==== Record extracts
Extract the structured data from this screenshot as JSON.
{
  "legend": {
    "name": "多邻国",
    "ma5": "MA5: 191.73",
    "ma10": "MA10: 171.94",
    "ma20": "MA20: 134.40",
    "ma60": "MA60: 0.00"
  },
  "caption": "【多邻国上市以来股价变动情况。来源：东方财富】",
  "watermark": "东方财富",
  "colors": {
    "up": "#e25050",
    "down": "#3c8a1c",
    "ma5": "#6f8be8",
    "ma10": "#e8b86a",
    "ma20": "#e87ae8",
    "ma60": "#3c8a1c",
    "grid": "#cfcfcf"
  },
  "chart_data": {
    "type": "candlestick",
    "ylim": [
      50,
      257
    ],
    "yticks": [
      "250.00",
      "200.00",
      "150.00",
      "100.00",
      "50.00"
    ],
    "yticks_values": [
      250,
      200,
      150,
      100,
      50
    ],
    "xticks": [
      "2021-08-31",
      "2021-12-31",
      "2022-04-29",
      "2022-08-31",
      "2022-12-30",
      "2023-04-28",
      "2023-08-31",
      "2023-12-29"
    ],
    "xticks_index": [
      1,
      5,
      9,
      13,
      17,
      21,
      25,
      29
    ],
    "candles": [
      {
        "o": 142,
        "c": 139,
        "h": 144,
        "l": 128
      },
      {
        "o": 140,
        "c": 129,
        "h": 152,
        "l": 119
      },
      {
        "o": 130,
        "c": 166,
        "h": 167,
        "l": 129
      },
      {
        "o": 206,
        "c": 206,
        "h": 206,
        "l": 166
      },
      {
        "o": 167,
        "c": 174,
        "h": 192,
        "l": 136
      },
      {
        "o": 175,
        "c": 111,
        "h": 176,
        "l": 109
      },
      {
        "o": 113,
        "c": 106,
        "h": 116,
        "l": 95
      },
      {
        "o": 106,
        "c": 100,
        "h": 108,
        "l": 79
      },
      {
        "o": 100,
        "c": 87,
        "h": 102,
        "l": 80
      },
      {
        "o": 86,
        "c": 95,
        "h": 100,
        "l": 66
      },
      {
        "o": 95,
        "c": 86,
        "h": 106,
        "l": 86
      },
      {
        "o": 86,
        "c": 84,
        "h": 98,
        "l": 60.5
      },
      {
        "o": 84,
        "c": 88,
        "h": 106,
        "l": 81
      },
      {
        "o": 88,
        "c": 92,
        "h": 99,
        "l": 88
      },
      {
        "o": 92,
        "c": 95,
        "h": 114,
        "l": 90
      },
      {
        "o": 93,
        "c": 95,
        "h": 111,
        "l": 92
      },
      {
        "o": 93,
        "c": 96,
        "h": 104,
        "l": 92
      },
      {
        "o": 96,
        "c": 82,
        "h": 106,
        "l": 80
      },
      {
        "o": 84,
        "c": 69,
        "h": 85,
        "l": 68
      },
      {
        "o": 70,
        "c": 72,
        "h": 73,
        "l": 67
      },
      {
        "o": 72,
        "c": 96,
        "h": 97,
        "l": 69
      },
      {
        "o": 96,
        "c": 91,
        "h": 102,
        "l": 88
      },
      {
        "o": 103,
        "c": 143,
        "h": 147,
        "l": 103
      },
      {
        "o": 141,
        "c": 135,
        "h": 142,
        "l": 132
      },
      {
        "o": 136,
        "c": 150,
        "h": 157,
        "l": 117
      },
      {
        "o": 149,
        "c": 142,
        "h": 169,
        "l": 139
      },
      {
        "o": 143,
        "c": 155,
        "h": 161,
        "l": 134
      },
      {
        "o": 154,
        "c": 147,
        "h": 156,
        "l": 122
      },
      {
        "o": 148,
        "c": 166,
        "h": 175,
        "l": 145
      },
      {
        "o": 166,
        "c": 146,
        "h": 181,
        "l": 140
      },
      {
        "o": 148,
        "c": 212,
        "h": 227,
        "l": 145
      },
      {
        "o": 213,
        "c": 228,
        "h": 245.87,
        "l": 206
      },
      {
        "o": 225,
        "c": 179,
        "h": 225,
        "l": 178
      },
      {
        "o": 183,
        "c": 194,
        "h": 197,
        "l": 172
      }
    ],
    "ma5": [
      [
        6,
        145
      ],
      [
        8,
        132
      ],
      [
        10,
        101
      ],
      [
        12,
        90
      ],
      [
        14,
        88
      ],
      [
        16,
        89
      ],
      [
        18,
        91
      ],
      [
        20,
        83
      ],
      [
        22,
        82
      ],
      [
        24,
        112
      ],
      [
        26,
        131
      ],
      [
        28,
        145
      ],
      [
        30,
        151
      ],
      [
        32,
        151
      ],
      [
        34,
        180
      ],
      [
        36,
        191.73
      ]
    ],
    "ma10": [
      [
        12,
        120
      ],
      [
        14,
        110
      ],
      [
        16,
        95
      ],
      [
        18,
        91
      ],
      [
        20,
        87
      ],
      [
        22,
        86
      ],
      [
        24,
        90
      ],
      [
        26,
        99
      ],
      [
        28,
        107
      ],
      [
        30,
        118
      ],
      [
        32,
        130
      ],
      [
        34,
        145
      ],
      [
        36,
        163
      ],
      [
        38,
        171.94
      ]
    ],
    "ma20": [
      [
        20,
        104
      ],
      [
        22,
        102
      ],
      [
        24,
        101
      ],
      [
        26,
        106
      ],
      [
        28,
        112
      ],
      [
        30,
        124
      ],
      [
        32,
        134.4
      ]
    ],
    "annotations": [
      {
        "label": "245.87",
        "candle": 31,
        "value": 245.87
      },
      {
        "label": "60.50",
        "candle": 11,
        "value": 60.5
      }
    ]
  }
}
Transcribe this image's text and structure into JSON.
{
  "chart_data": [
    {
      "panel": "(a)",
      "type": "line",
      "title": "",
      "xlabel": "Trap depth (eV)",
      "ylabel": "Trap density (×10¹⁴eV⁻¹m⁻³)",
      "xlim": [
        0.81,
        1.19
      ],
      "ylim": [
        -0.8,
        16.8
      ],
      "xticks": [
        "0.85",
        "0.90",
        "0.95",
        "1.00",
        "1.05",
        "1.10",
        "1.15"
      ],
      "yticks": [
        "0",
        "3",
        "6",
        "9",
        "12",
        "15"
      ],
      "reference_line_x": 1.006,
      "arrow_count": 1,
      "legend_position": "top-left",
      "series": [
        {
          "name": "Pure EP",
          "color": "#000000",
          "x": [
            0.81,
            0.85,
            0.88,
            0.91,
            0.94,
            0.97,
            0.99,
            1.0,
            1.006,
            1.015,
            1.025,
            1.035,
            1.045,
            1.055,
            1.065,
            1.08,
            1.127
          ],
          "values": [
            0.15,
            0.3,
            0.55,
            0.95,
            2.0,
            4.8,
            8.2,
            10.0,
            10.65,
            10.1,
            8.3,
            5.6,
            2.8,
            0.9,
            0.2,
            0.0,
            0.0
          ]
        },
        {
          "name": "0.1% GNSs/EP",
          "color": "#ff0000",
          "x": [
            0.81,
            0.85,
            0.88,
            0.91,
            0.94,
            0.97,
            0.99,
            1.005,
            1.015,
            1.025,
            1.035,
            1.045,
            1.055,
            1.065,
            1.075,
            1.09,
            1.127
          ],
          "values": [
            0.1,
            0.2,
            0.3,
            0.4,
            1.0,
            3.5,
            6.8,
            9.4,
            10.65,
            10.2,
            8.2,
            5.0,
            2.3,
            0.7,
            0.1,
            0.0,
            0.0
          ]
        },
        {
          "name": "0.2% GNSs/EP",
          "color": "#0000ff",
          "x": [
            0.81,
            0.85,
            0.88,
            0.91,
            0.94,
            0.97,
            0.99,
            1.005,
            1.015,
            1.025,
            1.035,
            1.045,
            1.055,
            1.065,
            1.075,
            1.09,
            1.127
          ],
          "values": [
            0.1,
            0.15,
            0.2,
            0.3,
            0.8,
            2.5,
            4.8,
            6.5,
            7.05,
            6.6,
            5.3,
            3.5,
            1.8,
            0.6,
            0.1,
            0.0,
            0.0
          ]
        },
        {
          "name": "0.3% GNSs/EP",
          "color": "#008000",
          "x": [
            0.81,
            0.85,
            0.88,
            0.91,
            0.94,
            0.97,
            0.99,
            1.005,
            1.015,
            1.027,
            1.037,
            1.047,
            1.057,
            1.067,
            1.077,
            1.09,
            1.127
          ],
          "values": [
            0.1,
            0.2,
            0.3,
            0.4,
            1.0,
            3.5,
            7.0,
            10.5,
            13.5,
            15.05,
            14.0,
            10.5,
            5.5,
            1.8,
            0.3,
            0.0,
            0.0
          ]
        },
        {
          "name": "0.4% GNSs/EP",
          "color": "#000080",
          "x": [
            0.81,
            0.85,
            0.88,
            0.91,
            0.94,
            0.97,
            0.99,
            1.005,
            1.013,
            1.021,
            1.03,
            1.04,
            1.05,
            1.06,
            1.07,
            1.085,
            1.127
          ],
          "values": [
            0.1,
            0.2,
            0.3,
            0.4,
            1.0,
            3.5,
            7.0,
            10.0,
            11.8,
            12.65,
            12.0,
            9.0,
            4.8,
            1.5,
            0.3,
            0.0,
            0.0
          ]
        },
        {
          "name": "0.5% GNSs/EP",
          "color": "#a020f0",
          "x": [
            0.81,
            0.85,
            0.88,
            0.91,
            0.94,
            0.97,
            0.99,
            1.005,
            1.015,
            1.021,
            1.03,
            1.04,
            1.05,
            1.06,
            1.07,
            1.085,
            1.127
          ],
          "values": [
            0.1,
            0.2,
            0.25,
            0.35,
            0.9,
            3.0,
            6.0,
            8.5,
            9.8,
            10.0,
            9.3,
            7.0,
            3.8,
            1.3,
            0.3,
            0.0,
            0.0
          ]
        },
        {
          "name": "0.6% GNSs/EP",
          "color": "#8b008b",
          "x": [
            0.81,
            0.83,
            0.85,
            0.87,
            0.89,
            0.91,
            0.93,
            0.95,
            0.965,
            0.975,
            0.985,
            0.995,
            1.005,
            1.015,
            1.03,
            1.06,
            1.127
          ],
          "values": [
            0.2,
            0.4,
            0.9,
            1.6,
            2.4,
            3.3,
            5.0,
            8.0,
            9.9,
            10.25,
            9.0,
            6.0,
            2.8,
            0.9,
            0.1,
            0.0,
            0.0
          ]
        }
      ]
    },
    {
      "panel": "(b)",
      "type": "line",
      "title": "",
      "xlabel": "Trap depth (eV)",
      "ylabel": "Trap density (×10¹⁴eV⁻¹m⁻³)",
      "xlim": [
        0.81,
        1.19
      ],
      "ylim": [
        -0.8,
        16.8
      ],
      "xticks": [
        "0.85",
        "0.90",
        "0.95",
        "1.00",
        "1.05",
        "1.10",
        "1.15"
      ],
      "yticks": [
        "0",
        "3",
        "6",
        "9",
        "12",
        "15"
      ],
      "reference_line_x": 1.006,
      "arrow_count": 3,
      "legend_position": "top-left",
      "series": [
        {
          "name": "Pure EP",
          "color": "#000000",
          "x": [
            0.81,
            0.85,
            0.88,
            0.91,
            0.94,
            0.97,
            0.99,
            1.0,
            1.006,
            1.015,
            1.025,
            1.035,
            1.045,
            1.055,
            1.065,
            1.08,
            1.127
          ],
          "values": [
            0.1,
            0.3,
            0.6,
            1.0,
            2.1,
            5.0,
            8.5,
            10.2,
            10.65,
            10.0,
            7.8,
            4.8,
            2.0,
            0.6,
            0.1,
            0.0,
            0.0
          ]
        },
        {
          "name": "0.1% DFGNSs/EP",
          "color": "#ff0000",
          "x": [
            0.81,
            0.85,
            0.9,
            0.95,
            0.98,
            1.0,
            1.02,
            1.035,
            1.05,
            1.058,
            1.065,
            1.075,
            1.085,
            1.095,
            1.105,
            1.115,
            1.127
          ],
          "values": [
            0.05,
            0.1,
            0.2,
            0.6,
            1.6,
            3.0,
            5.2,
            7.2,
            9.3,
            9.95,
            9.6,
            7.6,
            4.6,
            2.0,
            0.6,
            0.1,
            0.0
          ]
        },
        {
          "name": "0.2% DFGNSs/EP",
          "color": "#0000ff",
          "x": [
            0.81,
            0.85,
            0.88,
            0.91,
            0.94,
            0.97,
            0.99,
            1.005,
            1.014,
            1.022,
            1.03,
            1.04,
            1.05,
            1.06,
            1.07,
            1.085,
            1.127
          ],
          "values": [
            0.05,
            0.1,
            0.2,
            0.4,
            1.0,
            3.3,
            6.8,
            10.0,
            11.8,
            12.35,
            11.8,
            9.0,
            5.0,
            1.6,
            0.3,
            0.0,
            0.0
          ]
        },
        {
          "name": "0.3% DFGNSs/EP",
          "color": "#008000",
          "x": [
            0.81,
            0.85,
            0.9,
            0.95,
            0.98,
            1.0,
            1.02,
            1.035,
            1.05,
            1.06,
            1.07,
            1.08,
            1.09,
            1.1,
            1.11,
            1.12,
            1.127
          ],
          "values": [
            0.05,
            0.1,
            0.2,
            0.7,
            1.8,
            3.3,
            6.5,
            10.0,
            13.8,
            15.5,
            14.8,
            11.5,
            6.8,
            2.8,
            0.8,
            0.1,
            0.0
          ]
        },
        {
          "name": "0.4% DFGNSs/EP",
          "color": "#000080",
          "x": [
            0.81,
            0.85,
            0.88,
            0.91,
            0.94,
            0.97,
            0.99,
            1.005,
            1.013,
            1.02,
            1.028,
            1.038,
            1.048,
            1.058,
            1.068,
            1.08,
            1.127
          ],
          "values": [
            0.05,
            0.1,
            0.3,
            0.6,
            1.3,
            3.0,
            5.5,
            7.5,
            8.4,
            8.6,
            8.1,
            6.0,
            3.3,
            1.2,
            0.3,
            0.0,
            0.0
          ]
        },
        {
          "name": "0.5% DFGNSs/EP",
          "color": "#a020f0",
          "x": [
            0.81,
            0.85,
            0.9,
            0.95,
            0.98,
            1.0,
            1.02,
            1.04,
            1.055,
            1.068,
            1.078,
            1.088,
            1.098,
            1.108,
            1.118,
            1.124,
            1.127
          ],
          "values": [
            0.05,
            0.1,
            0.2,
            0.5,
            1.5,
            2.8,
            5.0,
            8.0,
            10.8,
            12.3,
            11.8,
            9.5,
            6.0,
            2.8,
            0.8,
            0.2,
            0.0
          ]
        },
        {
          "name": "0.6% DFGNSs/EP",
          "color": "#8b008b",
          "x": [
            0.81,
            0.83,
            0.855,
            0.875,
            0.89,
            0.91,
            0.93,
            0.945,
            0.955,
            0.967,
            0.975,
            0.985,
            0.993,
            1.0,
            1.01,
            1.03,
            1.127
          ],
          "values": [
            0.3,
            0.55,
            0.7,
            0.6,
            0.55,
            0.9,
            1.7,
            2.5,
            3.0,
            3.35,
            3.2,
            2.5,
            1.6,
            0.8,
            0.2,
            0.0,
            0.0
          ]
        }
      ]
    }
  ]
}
========
Stated exercise → Copy every line of the records above that holds the word "DFGNSs".

Solved problem →
          "name": "0.1% DFGNSs/EP",
          "name": "0.2% DFGNSs/EP",
          "name": "0.3% DFGNSs/EP",
          "name": "0.4% DFGNSs/EP",
          "name": "0.5% DFGNSs/EP",
          "name": "0.6% DFGNSs/EP",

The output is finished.